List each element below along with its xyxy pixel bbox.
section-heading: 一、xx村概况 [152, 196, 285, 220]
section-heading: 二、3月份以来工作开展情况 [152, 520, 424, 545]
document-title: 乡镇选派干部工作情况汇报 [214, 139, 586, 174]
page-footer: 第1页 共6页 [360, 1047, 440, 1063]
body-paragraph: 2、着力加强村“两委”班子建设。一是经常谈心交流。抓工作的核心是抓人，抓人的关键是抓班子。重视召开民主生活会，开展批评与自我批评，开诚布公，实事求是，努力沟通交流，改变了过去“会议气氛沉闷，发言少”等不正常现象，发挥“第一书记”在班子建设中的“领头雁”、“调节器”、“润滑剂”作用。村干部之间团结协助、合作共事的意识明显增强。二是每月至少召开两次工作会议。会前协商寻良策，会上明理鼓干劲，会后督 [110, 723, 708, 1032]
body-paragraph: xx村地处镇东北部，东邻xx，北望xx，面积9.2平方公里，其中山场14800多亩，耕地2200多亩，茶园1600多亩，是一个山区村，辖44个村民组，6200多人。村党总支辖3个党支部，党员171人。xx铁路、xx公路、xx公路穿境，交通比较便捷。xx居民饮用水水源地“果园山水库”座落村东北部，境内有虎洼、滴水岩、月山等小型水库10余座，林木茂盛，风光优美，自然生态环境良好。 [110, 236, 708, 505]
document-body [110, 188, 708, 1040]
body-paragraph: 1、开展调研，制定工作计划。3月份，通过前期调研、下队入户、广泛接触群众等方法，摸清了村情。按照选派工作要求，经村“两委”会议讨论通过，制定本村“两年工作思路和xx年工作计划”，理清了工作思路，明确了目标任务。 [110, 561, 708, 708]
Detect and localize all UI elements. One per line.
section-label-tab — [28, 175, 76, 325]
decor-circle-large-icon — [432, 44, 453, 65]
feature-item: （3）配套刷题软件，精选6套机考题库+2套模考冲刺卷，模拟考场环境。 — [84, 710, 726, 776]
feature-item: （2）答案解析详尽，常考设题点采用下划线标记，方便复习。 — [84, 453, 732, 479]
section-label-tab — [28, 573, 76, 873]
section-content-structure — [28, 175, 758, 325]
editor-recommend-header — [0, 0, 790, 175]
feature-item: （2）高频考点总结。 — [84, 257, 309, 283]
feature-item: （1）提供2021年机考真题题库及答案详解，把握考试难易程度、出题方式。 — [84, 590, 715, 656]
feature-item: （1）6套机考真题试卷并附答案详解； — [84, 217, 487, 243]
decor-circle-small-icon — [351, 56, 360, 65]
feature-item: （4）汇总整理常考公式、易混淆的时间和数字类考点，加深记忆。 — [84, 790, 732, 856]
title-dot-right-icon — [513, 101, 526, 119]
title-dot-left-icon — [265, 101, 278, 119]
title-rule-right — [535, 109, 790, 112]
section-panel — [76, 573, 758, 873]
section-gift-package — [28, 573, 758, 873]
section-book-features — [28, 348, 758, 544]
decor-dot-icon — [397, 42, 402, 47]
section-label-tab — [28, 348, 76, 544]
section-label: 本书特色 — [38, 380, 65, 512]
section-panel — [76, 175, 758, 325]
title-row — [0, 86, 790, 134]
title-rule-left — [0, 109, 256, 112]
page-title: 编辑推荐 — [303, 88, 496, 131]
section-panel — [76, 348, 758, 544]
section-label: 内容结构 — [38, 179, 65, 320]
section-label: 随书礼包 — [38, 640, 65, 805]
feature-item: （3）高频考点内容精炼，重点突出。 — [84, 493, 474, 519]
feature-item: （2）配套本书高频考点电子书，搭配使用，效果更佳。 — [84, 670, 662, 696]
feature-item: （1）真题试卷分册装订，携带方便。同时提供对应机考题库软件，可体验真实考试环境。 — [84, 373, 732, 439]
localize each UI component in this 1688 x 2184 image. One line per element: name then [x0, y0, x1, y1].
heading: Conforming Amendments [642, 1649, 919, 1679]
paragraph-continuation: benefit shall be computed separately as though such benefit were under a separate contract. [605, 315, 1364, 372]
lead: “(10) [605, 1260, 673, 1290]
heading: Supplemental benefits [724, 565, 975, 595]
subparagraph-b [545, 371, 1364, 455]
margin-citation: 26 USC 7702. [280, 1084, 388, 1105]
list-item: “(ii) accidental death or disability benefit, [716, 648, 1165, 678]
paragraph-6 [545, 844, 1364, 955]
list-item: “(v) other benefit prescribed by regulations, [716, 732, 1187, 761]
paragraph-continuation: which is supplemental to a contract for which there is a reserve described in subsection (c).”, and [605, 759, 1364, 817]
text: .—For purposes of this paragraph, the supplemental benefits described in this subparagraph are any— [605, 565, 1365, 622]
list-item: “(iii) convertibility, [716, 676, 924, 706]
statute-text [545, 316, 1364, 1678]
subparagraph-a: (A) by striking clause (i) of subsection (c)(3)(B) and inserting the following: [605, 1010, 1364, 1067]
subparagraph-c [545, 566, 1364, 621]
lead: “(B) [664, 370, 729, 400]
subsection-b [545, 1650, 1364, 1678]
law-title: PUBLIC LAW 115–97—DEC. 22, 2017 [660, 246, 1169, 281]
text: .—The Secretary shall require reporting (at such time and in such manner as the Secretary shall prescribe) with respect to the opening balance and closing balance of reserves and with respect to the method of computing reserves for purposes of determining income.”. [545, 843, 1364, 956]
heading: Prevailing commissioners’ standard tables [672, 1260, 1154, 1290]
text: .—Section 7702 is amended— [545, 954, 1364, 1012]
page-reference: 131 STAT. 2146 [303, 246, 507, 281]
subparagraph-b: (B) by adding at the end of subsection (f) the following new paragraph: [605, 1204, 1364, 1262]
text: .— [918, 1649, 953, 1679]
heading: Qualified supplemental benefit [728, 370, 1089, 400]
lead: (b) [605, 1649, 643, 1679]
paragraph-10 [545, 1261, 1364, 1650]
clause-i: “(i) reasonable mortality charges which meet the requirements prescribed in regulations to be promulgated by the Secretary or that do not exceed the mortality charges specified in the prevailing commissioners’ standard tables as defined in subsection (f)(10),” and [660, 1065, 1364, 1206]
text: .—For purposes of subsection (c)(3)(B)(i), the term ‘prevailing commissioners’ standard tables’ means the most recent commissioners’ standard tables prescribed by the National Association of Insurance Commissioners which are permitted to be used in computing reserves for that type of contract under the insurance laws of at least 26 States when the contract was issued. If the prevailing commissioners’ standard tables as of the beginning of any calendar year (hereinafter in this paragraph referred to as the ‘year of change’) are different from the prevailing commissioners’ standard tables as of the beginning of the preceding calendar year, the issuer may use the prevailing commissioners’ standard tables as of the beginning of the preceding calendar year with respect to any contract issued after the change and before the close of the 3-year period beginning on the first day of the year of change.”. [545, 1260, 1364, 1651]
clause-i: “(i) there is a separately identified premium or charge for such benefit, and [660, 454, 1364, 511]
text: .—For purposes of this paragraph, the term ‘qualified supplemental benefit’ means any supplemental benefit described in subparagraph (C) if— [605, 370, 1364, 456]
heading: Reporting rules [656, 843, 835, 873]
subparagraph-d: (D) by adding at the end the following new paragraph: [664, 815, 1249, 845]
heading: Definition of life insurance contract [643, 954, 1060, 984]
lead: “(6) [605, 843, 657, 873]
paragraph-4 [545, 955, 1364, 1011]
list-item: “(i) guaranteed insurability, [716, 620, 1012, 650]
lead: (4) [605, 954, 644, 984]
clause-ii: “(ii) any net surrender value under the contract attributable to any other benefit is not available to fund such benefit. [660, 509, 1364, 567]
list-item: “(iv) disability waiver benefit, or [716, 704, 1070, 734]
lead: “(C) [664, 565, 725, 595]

Task to complete
Reproduce every line of the items above word for word, with nothing altered or left out.

Exercise result
List each element below along with its xyxy pixel bbox.
section-heading: 一、xx村概况 [152, 196, 285, 220]
section-heading: 二、3月份以来工作开展情况 [152, 520, 424, 545]
document-title: 乡镇选派干部工作情况汇报 [214, 139, 586, 174]
page-footer: 第1页 共6页 [360, 1047, 440, 1063]
body-paragraph: 2、着力加强村“两委”班子建设。一是经常谈心交流。抓工作的核心是抓人，抓人的关键是抓班子。重视召开民主生活会，开展批评与自我批评，开诚布公，实事求是，努力沟通交流，改变了过去“会议气氛沉闷，发言少”等不正常现象，发挥“第一书记”在班子建设中的“领头雁”、“调节器”、“润滑剂”作用。村干部之间团结协助、合作共事的意识明显增强。二是每月至少召开两次工作会议。会前协商寻良策，会上明理鼓干劲，会后督 [110, 723, 708, 1032]
body-paragraph: xx村地处镇东北部，东邻xx，北望xx，面积9.2平方公里，其中山场14800多亩，耕地2200多亩，茶园1600多亩，是一个山区村，辖44个村民组，6200多人。村党总支辖3个党支部，党员171人。xx铁路、xx公路、xx公路穿境，交通比较便捷。xx居民饮用水水源地“果园山水库”座落村东北部，境内有虎洼、滴水岩、月山等小型水库10余座，林木茂盛，风光优美，自然生态环境良好。 [110, 236, 708, 505]
document-body [110, 188, 708, 1040]
body-paragraph: 1、开展调研，制定工作计划。3月份，通过前期调研、下队入户、广泛接触群众等方法，摸清了村情。按照选派工作要求，经村“两委”会议讨论通过，制定本村“两年工作思路和xx年工作计划”，理清了工作思路，明确了目标任务。 [110, 561, 708, 708]
Detect and localize all UI elements. One per line.
section-label-tab — [28, 175, 76, 325]
decor-circle-large-icon — [432, 44, 453, 65]
feature-item: （3）配套刷题软件，精选6套机考题库+2套模考冲刺卷，模拟考场环境。 — [84, 710, 726, 776]
feature-item: （2）答案解析详尽，常考设题点采用下划线标记，方便复习。 — [84, 453, 732, 479]
section-label-tab — [28, 573, 76, 873]
section-content-structure — [28, 175, 758, 325]
editor-recommend-header — [0, 0, 790, 175]
feature-item: （2）高频考点总结。 — [84, 257, 309, 283]
feature-item: （1）提供2021年机考真题题库及答案详解，把握考试难易程度、出题方式。 — [84, 590, 715, 656]
feature-item: （1）6套机考真题试卷并附答案详解； — [84, 217, 487, 243]
decor-circle-small-icon — [351, 56, 360, 65]
feature-item: （4）汇总整理常考公式、易混淆的时间和数字类考点，加深记忆。 — [84, 790, 732, 856]
title-dot-right-icon — [513, 101, 526, 119]
title-dot-left-icon — [265, 101, 278, 119]
title-rule-right — [535, 109, 790, 112]
section-panel — [76, 573, 758, 873]
section-gift-package — [28, 573, 758, 873]
section-book-features — [28, 348, 758, 544]
decor-dot-icon — [397, 42, 402, 47]
section-label-tab — [28, 348, 76, 544]
section-label: 本书特色 — [38, 380, 65, 512]
section-panel — [76, 175, 758, 325]
title-row — [0, 86, 790, 134]
title-rule-left — [0, 109, 256, 112]
page-title: 编辑推荐 — [303, 88, 496, 131]
section-panel — [76, 348, 758, 544]
section-label: 内容结构 — [38, 179, 65, 320]
section-label: 随书礼包 — [38, 640, 65, 805]
feature-item: （3）高频考点内容精炼，重点突出。 — [84, 493, 474, 519]
feature-item: （2）配套本书高频考点电子书，搭配使用，效果更佳。 — [84, 670, 662, 696]
feature-item: （1）真题试卷分册装订，携带方便。同时提供对应机考题库软件，可体验真实考试环境。 — [84, 373, 732, 439]
localize each UI component in this 1688 x 2184 image. One line per element: name then [x0, y0, x1, y1].
heading: Conforming Amendments [642, 1649, 919, 1679]
paragraph-continuation: benefit shall be computed separately as though such benefit were under a separate contract. [605, 315, 1364, 372]
lead: “(10) [605, 1260, 673, 1290]
heading: Supplemental benefits [724, 565, 975, 595]
subparagraph-b [545, 371, 1364, 455]
margin-citation: 26 USC 7702. [280, 1084, 388, 1105]
list-item: “(ii) accidental death or disability benefit, [716, 648, 1165, 678]
paragraph-6 [545, 844, 1364, 955]
list-item: “(v) other benefit prescribed by regulations, [716, 732, 1187, 761]
paragraph-continuation: which is supplemental to a contract for which there is a reserve described in subsection (c).”, and [605, 759, 1364, 817]
text: .—For purposes of this paragraph, the supplemental benefits described in this subparagraph are any— [605, 565, 1365, 622]
list-item: “(iii) convertibility, [716, 676, 924, 706]
statute-text [545, 316, 1364, 1678]
subparagraph-a: (A) by striking clause (i) of subsection (c)(3)(B) and inserting the following: [605, 1010, 1364, 1067]
subparagraph-c [545, 566, 1364, 621]
lead: “(B) [664, 370, 729, 400]
subsection-b [545, 1650, 1364, 1678]
law-title: PUBLIC LAW 115–97—DEC. 22, 2017 [660, 246, 1169, 281]
text: .—The Secretary shall require reporting (at such time and in such manner as the Secretary shall prescribe) with respect to the opening balance and closing balance of reserves and with respect to the method of computing reserves for purposes of determining income.”. [545, 843, 1364, 956]
heading: Prevailing commissioners’ standard tables [672, 1260, 1154, 1290]
text: .—Section 7702 is amended— [545, 954, 1364, 1012]
page-reference: 131 STAT. 2146 [303, 246, 507, 281]
subparagraph-b: (B) by adding at the end of subsection (f) the following new paragraph: [605, 1204, 1364, 1262]
text: .— [918, 1649, 953, 1679]
heading: Qualified supplemental benefit [728, 370, 1089, 400]
lead: (b) [605, 1649, 643, 1679]
paragraph-10 [545, 1261, 1364, 1650]
clause-i: “(i) reasonable mortality charges which meet the requirements prescribed in regulations to be promulgated by the Secretary or that do not exceed the mortality charges specified in the prevailing commissioners’ standard tables as defined in subsection (f)(10),” and [660, 1065, 1364, 1206]
text: .—For purposes of subsection (c)(3)(B)(i), the term ‘prevailing commissioners’ standard tables’ means the most recent commissioners’ standard tables prescribed by the National Association of Insurance Commissioners which are permitted to be used in computing reserves for that type of contract under the insurance laws of at least 26 States when the contract was issued. If the prevailing commissioners’ standard tables as of the beginning of any calendar year (hereinafter in this paragraph referred to as the ‘year of change’) are different from the prevailing commissioners’ standard tables as of the beginning of the preceding calendar year, the issuer may use the prevailing commissioners’ standard tables as of the beginning of the preceding calendar year with respect to any contract issued after the change and before the close of the 3-year period beginning on the first day of the year of change.”. [545, 1260, 1364, 1651]
clause-i: “(i) there is a separately identified premium or charge for such benefit, and [660, 454, 1364, 511]
text: .—For purposes of this paragraph, the term ‘qualified supplemental benefit’ means any supplemental benefit described in subparagraph (C) if— [605, 370, 1364, 456]
heading: Reporting rules [656, 843, 835, 873]
subparagraph-d: (D) by adding at the end the following new paragraph: [664, 815, 1249, 845]
heading: Definition of life insurance contract [643, 954, 1060, 984]
lead: “(6) [605, 843, 657, 873]
paragraph-4 [545, 955, 1364, 1011]
list-item: “(i) guaranteed insurability, [716, 620, 1012, 650]
lead: (4) [605, 954, 644, 984]
clause-ii: “(ii) any net surrender value under the contract attributable to any other benefit is not available to fund such benefit. [660, 509, 1364, 567]
list-item: “(iv) disability waiver benefit, or [716, 704, 1070, 734]
lead: “(C) [664, 565, 725, 595]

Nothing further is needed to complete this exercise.